(Figure dataset records)
'''

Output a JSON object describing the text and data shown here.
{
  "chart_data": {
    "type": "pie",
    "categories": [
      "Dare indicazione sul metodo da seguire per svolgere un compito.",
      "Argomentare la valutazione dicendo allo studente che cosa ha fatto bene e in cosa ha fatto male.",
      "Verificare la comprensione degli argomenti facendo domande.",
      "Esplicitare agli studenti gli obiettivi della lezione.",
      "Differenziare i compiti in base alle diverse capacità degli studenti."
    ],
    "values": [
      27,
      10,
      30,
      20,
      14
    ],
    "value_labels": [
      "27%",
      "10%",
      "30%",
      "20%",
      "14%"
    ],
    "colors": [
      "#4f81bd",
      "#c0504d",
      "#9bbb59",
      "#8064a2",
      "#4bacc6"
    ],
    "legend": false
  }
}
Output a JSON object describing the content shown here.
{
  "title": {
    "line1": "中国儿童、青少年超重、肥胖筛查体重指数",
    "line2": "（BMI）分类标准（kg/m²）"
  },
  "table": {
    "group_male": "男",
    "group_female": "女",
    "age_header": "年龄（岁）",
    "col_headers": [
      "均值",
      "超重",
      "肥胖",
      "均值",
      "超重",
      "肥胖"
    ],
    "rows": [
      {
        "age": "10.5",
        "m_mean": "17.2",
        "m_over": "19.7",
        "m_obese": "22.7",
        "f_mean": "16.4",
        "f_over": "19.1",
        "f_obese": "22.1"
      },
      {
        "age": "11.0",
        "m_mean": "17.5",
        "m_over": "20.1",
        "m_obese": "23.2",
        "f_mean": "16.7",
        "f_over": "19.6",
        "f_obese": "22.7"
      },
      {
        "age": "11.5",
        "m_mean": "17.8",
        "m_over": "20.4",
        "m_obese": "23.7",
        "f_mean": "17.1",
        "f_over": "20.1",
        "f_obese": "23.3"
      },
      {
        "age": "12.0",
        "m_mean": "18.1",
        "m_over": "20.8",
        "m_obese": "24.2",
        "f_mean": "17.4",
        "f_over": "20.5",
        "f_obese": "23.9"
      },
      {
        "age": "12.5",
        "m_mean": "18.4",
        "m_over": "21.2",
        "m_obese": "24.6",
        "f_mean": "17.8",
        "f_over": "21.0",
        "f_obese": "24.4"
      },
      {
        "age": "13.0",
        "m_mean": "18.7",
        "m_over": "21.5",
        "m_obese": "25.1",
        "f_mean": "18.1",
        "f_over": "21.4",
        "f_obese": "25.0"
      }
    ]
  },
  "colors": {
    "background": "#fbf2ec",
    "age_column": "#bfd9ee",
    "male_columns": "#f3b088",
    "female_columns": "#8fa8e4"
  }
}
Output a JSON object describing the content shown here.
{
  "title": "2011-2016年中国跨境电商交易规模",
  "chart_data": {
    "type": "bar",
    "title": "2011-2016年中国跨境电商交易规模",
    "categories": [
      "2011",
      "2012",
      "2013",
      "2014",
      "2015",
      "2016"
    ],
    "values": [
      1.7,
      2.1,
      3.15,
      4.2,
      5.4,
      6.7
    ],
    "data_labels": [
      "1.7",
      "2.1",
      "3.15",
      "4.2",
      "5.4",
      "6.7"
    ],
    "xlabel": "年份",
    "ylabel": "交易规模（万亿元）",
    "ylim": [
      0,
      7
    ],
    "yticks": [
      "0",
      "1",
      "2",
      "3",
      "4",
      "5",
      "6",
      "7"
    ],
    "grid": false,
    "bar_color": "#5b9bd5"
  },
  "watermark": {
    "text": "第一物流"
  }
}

'''

Repeat every entry exactly, please.

▶ RESPONSE BELOW
Output a JSON object describing the text and data shown here.
{
  "chart_data": {
    "type": "pie",
    "categories": [
      "Dare indicazione sul metodo da seguire per svolgere un compito.",
      "Argomentare la valutazione dicendo allo studente che cosa ha fatto bene e in cosa ha fatto male.",
      "Verificare la comprensione degli argomenti facendo domande.",
      "Esplicitare agli studenti gli obiettivi della lezione.",
      "Differenziare i compiti in base alle diverse capacità degli studenti."
    ],
    "values": [
      27,
      10,
      30,
      20,
      14
    ],
    "value_labels": [
      "27%",
      "10%",
      "30%",
      "20%",
      "14%"
    ],
    "colors": [
      "#4f81bd",
      "#c0504d",
      "#9bbb59",
      "#8064a2",
      "#4bacc6"
    ],
    "legend": false
  }
}
Output a JSON object describing the content shown here.
{
  "title": {
    "line1": "中国儿童、青少年超重、肥胖筛查体重指数",
    "line2": "（BMI）分类标准（kg/m²）"
  },
  "table": {
    "group_male": "男",
    "group_female": "女",
    "age_header": "年龄（岁）",
    "col_headers": [
      "均值",
      "超重",
      "肥胖",
      "均值",
      "超重",
      "肥胖"
    ],
    "rows": [
      {
        "age": "10.5",
        "m_mean": "17.2",
        "m_over": "19.7",
        "m_obese": "22.7",
        "f_mean": "16.4",
        "f_over": "19.1",
        "f_obese": "22.1"
      },
      {
        "age": "11.0",
        "m_mean": "17.5",
        "m_over": "20.1",
        "m_obese": "23.2",
        "f_mean": "16.7",
        "f_over": "19.6",
        "f_obese": "22.7"
      },
      {
        "age": "11.5",
        "m_mean": "17.8",
        "m_over": "20.4",
        "m_obese": "23.7",
        "f_mean": "17.1",
        "f_over": "20.1",
        "f_obese": "23.3"
      },
      {
        "age": "12.0",
        "m_mean": "18.1",
        "m_over": "20.8",
        "m_obese": "24.2",
        "f_mean": "17.4",
        "f_over": "20.5",
        "f_obese": "23.9"
      },
      {
        "age": "12.5",
        "m_mean": "18.4",
        "m_over": "21.2",
        "m_obese": "24.6",
        "f_mean": "17.8",
        "f_over": "21.0",
        "f_obese": "24.4"
      },
      {
        "age": "13.0",
        "m_mean": "18.7",
        "m_over": "21.5",
        "m_obese": "25.1",
        "f_mean": "18.1",
        "f_over": "21.4",
        "f_obese": "25.0"
      }
    ]
  },
  "colors": {
    "background": "#fbf2ec",
    "age_column": "#bfd9ee",
    "male_columns": "#f3b088",
    "female_columns": "#8fa8e4"
  }
}
Output a JSON object describing the content shown here.
{
  "title": "2011-2016年中国跨境电商交易规模",
  "chart_data": {
    "type": "bar",
    "title": "2011-2016年中国跨境电商交易规模",
    "categories": [
      "2011",
      "2012",
      "2013",
      "2014",
      "2015",
      "2016"
    ],
    "values": [
      1.7,
      2.1,
      3.15,
      4.2,
      5.4,
      6.7
    ],
    "data_labels": [
      "1.7",
      "2.1",
      "3.15",
      "4.2",
      "5.4",
      "6.7"
    ],
    "xlabel": "年份",
    "ylabel": "交易规模（万亿元）",
    "ylim": [
      0,
      7
    ],
    "yticks": [
      "0",
      "1",
      "2",
      "3",
      "4",
      "5",
      "6",
      "7"
    ],
    "grid": false,
    "bar_color": "#5b9bd5"
  },
  "watermark": {
    "text": "第一物流"
  }
}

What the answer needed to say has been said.